Entries contained in a dataset:
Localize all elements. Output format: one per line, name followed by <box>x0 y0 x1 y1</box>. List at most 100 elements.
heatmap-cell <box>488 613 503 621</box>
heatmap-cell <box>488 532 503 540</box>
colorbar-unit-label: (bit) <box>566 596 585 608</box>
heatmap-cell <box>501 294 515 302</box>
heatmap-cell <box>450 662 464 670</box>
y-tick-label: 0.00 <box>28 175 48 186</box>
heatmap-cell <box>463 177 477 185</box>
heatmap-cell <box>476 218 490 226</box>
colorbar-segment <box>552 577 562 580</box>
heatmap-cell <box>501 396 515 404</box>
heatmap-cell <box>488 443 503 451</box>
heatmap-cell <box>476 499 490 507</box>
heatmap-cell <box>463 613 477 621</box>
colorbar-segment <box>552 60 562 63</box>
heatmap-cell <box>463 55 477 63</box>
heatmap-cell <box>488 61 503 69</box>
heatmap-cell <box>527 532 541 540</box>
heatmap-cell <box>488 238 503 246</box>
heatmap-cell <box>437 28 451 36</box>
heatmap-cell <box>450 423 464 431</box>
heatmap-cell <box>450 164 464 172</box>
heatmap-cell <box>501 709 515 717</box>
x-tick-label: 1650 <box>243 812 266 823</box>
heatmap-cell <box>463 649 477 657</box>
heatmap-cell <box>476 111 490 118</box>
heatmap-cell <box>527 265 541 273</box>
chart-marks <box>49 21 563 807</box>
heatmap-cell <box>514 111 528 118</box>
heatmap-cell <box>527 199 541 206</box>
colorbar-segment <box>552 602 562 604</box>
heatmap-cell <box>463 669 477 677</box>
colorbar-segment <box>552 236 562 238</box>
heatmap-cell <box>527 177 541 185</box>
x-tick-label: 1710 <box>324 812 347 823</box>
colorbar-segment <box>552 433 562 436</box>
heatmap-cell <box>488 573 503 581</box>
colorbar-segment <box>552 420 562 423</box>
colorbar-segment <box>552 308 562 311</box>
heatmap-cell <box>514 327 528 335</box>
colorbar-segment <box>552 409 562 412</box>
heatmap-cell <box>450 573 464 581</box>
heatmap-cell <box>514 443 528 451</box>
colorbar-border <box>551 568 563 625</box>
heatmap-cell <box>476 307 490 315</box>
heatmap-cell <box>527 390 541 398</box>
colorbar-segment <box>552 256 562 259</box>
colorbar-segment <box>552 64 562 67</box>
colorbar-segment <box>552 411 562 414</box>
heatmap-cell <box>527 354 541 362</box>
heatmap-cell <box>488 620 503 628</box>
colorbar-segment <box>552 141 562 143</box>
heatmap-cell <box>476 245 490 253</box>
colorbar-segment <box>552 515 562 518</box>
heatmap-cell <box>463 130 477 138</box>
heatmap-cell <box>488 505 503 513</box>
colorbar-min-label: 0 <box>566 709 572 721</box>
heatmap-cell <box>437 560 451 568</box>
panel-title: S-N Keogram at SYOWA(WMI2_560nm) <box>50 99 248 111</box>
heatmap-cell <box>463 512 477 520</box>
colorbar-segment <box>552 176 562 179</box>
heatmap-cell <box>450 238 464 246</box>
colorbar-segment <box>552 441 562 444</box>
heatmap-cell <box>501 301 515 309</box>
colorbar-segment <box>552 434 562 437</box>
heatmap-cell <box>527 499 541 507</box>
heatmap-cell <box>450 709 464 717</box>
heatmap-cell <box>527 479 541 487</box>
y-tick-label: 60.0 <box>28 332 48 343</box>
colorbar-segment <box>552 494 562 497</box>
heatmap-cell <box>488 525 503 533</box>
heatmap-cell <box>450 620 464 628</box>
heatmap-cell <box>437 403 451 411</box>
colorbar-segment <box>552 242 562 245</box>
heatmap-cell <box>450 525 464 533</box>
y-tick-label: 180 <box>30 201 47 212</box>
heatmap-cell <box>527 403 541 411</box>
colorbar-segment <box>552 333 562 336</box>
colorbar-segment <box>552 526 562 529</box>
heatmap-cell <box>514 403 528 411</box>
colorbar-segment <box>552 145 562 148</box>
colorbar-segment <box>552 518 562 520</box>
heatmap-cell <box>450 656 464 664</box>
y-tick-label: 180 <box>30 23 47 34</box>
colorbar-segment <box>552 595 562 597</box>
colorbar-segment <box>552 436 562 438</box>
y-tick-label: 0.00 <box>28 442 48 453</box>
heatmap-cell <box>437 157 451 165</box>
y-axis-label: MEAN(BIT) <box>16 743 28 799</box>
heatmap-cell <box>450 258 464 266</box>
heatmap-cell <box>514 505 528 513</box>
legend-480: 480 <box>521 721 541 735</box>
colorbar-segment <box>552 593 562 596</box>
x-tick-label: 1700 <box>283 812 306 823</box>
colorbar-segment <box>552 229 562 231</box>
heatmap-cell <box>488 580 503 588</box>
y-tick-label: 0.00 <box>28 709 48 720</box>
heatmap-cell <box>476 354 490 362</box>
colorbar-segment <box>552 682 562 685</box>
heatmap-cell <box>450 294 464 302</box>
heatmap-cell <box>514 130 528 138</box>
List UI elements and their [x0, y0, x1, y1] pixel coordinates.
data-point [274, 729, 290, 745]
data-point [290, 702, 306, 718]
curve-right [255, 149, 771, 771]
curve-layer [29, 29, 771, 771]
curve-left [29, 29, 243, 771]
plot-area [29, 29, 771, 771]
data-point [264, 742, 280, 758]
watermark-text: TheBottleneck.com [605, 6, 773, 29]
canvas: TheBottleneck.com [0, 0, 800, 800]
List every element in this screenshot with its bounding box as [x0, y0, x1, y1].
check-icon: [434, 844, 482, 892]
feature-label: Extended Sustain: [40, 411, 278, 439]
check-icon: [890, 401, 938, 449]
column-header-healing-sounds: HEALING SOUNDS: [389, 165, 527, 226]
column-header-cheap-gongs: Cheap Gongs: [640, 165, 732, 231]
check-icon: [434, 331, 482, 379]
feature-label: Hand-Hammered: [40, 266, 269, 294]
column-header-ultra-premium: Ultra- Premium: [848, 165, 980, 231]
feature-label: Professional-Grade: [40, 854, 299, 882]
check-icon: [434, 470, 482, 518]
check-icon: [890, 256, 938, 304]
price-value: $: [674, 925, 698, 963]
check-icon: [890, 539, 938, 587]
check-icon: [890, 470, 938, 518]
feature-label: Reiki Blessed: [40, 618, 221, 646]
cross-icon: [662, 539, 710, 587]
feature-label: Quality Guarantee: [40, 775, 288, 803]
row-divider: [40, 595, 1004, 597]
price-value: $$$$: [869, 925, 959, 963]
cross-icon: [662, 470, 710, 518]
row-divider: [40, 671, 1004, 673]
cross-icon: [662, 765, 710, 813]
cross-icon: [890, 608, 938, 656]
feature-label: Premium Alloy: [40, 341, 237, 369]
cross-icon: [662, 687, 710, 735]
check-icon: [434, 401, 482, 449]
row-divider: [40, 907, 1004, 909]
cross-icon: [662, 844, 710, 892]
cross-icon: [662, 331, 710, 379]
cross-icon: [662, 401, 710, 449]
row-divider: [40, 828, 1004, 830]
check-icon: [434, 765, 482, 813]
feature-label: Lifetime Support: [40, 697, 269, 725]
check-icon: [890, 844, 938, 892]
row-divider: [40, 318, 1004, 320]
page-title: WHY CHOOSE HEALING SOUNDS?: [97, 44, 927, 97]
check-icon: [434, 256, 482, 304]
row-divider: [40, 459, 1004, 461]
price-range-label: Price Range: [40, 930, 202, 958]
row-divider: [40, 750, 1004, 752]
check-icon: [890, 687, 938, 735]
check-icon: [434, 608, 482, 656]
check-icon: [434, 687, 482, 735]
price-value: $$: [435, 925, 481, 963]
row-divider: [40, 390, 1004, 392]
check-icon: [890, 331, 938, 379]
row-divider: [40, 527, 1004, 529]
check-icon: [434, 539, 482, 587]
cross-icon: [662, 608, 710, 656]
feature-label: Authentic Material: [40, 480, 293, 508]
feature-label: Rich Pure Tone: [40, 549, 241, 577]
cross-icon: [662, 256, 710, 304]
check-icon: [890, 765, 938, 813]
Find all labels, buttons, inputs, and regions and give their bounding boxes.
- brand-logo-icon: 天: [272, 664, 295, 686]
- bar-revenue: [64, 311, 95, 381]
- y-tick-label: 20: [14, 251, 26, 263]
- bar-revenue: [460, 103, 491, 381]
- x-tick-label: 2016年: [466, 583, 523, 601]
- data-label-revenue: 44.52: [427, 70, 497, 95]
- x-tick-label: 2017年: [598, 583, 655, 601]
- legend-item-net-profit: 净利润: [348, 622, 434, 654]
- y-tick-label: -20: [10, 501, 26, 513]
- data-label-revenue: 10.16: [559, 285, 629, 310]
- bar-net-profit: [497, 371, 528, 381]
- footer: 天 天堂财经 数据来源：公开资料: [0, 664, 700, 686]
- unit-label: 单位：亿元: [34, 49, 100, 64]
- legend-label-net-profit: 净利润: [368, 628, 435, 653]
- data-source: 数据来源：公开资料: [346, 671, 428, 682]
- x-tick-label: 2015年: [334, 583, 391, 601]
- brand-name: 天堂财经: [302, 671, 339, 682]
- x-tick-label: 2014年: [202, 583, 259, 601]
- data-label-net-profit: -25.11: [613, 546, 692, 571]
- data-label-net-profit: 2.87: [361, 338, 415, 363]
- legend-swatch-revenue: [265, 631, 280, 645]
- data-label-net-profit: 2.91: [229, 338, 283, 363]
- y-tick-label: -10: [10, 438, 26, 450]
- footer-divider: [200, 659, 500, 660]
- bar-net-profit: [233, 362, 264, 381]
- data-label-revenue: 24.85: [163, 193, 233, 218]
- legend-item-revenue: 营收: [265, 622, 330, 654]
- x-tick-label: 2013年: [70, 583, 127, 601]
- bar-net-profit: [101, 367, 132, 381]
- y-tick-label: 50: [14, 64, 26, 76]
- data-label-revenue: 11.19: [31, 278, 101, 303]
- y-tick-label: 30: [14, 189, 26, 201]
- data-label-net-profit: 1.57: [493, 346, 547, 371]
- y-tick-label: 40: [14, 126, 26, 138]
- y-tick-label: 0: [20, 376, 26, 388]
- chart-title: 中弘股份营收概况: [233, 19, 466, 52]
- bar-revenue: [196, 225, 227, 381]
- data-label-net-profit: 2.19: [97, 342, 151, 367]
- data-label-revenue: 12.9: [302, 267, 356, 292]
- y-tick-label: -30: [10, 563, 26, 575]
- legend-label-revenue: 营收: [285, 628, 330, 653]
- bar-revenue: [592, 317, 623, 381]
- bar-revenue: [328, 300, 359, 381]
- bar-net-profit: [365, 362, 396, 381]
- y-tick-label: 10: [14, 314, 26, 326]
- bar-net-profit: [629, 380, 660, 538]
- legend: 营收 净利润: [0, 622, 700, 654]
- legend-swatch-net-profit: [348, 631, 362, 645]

*Exercise requirements*
Write out the lines from the beginning of the entries up to and including the line that contains "heatmap-cell <box>501 294 515 302</box>", character for character.

*Response to the exercise*
Localize all elements. Output format: one per line, name followed by <box>x0 y0 x1 y1</box>. List at most 100 elements.
heatmap-cell <box>488 613 503 621</box>
heatmap-cell <box>488 532 503 540</box>
colorbar-unit-label: (bit) <box>566 596 585 608</box>
heatmap-cell <box>501 294 515 302</box>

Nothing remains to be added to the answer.